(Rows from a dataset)
- - - - - - -

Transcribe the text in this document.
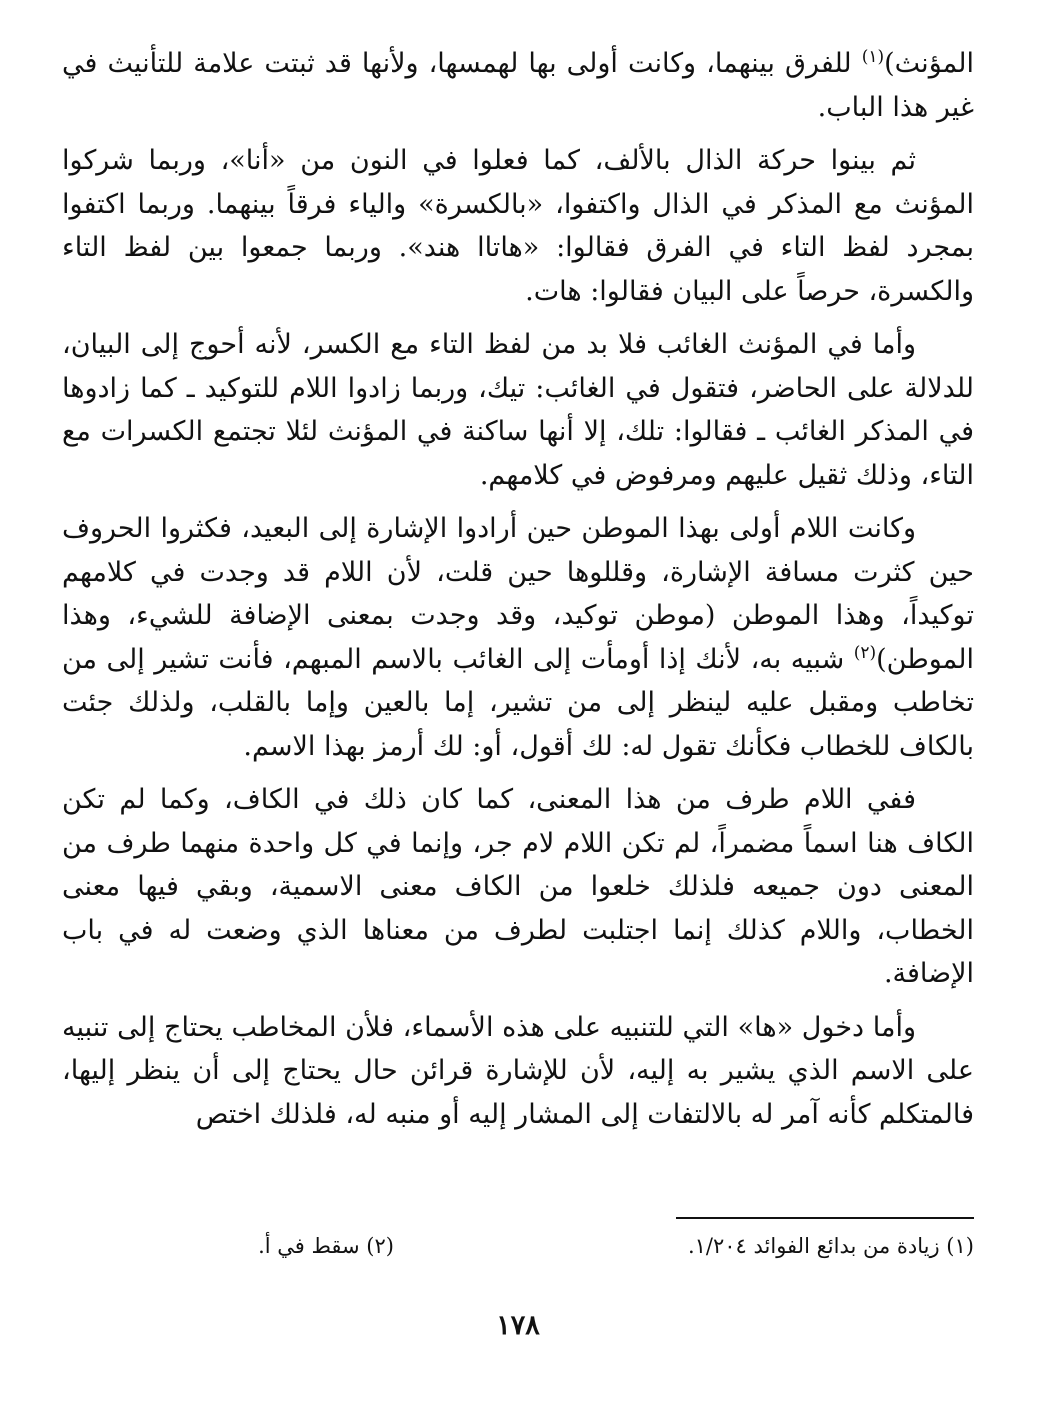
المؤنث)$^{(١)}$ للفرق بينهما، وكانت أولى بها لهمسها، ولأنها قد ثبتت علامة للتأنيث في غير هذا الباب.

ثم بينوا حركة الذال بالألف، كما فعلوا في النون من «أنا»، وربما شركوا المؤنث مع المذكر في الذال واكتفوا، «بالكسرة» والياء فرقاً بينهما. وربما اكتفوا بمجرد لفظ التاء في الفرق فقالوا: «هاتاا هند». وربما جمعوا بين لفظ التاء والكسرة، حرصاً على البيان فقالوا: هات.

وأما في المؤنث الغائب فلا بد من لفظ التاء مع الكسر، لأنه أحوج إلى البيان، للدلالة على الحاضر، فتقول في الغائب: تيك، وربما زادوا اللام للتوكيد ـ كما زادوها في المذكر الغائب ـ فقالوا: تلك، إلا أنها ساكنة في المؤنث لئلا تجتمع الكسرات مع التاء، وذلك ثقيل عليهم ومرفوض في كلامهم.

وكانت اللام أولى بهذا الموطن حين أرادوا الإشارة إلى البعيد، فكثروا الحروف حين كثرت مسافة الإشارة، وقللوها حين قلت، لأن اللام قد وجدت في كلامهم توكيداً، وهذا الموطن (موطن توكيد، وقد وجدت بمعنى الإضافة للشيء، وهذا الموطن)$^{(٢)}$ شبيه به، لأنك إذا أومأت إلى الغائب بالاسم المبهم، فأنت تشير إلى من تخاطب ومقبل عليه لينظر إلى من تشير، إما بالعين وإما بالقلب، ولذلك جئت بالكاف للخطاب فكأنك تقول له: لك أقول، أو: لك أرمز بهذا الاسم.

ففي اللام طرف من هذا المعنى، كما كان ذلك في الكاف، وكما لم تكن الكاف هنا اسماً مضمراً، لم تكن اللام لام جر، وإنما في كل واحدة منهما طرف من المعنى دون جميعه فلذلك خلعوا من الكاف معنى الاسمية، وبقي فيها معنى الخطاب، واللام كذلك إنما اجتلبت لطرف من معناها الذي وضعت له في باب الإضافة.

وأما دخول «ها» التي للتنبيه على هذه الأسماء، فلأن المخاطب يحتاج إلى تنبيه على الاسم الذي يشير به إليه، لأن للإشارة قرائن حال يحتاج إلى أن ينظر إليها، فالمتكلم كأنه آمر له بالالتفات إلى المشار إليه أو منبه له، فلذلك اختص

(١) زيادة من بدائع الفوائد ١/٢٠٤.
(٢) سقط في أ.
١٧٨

- - - - - - -

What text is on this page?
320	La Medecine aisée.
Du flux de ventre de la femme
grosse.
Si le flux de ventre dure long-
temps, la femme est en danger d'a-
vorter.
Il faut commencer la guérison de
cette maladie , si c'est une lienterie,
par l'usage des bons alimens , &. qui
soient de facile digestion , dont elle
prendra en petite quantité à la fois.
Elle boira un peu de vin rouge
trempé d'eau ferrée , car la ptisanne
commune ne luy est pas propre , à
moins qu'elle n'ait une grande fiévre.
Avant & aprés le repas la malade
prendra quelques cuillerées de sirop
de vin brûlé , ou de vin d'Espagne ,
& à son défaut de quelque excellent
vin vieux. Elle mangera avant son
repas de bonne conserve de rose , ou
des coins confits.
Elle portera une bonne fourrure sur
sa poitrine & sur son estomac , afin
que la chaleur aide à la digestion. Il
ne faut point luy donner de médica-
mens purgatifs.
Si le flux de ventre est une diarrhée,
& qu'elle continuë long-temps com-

- - - - - - -

_WHAT THIS TASK INVOLVES_
Check each line of the entries above, and show every one holding the word "وأما".

_THE SOLUTION_
وأما في المؤنث الغائب فلا بد من لفظ التاء مع الكسر، لأنه أحوج إلى البيان، للدلالة على الحاضر، فتقول في الغائب: تيك، وربما زادوا اللام للتوكيد ـ كما زادوها في المذكر الغائب ـ فقالوا: تلك، إلا أنها ساكنة في المؤنث لئلا تجتمع الكسرات مع التاء، وذلك ثقيل عليهم ومرفوض في كلامهم.
وأما دخول «ها» التي للتنبيه على هذه الأسماء، فلأن المخاطب يحتاج إلى تنبيه على الاسم الذي يشير به إليه، لأن للإشارة قرائن حال يحتاج إلى أن ينظر إليها، فالمتكلم كأنه آمر له بالالتفات إلى المشار إليه أو منبه له، فلذلك اختص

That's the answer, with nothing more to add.